[Layout coordinate data]
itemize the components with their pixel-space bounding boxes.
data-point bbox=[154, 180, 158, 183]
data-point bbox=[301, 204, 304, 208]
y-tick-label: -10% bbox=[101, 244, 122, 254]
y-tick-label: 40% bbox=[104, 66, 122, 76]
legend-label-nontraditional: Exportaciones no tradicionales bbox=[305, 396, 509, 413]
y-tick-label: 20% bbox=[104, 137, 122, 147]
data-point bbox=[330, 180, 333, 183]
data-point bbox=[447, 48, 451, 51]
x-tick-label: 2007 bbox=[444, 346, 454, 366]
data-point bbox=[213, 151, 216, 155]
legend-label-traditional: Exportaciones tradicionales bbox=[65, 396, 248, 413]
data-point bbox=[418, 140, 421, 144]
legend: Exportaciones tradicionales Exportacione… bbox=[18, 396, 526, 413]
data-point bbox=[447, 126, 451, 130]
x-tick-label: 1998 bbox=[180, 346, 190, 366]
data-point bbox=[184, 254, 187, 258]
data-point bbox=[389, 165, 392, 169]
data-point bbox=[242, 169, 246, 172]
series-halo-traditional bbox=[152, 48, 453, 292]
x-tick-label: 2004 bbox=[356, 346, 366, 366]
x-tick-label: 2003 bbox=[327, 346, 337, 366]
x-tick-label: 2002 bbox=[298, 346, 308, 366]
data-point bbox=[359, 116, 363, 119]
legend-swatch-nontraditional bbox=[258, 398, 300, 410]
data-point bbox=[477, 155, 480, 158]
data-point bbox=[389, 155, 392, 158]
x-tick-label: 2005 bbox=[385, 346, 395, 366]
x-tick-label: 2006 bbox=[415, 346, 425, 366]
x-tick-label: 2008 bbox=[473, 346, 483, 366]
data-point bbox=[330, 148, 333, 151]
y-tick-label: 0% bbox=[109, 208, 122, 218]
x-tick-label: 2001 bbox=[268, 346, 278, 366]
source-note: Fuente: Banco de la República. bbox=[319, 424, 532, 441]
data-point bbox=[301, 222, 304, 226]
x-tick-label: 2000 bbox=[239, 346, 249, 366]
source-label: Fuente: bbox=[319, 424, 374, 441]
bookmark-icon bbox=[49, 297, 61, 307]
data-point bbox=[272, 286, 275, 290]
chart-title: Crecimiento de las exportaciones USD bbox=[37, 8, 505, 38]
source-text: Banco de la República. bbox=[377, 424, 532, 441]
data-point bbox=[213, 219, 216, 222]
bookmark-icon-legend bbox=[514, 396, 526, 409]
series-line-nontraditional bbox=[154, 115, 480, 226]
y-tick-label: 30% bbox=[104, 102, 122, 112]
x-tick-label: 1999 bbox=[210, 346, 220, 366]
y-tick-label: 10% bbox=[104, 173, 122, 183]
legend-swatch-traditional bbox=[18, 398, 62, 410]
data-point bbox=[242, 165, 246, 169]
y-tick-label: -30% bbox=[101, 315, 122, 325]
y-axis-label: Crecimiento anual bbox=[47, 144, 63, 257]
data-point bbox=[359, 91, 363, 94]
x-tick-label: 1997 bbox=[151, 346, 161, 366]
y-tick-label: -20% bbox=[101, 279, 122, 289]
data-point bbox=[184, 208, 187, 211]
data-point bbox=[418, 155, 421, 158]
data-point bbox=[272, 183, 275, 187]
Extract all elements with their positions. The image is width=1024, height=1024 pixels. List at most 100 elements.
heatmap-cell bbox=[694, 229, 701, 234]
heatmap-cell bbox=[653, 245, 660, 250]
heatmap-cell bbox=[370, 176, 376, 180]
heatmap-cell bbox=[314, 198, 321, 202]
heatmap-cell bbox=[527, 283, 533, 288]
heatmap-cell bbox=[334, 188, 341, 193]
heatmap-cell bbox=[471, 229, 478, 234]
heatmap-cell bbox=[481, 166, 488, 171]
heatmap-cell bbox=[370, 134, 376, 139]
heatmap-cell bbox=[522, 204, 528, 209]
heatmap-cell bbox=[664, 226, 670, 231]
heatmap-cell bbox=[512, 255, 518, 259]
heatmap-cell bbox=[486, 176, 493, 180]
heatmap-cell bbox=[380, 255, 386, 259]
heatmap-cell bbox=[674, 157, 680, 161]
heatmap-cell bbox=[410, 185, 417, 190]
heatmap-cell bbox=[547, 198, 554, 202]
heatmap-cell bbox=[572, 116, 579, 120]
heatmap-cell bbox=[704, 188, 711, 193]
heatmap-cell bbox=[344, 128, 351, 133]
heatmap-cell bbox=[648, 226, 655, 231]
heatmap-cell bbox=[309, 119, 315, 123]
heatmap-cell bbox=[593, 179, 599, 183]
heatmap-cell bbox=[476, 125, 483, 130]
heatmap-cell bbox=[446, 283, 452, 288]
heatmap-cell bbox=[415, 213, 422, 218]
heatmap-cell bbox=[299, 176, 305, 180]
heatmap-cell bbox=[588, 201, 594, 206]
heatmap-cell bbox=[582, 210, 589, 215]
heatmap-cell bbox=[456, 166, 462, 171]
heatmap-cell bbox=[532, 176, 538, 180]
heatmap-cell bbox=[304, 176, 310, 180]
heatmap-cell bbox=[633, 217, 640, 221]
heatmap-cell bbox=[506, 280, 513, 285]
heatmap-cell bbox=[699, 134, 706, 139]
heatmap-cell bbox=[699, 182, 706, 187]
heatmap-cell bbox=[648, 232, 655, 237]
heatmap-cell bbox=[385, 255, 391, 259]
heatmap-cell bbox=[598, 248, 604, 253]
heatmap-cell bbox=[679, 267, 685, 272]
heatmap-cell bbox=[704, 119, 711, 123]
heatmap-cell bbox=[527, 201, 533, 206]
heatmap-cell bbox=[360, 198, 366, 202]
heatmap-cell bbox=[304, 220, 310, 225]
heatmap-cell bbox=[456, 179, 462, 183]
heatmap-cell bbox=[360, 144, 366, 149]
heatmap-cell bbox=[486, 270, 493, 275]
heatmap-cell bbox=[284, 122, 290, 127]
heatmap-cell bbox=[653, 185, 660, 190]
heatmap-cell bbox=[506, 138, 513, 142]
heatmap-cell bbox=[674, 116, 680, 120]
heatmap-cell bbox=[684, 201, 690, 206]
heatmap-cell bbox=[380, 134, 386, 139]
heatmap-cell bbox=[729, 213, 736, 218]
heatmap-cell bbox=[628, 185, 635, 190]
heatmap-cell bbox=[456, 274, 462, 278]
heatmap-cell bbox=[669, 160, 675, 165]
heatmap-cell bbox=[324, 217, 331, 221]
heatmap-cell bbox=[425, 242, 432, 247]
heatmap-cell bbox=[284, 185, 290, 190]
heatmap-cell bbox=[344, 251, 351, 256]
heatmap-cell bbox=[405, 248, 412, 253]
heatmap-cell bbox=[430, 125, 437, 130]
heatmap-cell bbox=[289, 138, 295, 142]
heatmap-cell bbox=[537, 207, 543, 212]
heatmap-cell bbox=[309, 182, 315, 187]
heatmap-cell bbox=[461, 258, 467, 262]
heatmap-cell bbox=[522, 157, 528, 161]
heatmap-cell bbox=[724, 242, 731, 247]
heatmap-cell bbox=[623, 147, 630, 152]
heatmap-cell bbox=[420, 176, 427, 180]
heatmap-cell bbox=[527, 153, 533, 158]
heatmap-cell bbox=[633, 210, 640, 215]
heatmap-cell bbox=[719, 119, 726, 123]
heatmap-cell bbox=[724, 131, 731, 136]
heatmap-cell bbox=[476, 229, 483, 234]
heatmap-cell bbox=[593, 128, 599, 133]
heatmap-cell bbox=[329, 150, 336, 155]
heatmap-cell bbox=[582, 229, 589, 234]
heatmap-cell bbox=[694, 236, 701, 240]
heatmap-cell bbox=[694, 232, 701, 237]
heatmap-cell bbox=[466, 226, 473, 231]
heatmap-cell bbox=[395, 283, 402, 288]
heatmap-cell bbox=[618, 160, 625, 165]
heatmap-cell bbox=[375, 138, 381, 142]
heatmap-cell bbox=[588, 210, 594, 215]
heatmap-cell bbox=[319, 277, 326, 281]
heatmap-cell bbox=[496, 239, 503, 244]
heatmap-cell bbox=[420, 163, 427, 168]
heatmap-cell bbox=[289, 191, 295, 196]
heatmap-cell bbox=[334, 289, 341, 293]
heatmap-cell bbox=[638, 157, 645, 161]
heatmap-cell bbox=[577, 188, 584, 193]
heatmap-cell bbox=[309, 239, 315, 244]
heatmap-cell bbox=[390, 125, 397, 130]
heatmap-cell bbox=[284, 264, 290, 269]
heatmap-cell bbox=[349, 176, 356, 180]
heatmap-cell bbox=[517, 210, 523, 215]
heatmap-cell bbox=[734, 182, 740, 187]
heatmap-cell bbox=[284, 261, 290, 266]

§ TASK PROMPT: Return the rows from the start of the records up to and including the line with "x-tick-label: 2005 bbox=[385, 346, 395, 366]", copied verbatim.

§ SOLUTION BELOW:
itemize the components with their pixel-space bounding boxes.
data-point bbox=[154, 180, 158, 183]
data-point bbox=[301, 204, 304, 208]
y-tick-label: -10% bbox=[101, 244, 122, 254]
y-tick-label: 40% bbox=[104, 66, 122, 76]
legend-label-nontraditional: Exportaciones no tradicionales bbox=[305, 396, 509, 413]
y-tick-label: 20% bbox=[104, 137, 122, 147]
data-point bbox=[330, 180, 333, 183]
data-point bbox=[447, 48, 451, 51]
x-tick-label: 2007 bbox=[444, 346, 454, 366]
data-point bbox=[213, 151, 216, 155]
legend-label-traditional: Exportaciones tradicionales bbox=[65, 396, 248, 413]
data-point bbox=[418, 140, 421, 144]
legend: Exportaciones tradicionales Exportacione… bbox=[18, 396, 526, 413]
data-point bbox=[447, 126, 451, 130]
x-tick-label: 1998 bbox=[180, 346, 190, 366]
data-point bbox=[184, 254, 187, 258]
data-point bbox=[389, 165, 392, 169]
data-point bbox=[242, 169, 246, 172]
series-halo-traditional bbox=[152, 48, 453, 292]
x-tick-label: 2004 bbox=[356, 346, 366, 366]
x-tick-label: 2003 bbox=[327, 346, 337, 366]
x-tick-label: 2002 bbox=[298, 346, 308, 366]
data-point bbox=[359, 116, 363, 119]
legend-swatch-nontraditional bbox=[258, 398, 300, 410]
data-point bbox=[477, 155, 480, 158]
data-point bbox=[389, 155, 392, 158]
x-tick-label: 2005 bbox=[385, 346, 395, 366]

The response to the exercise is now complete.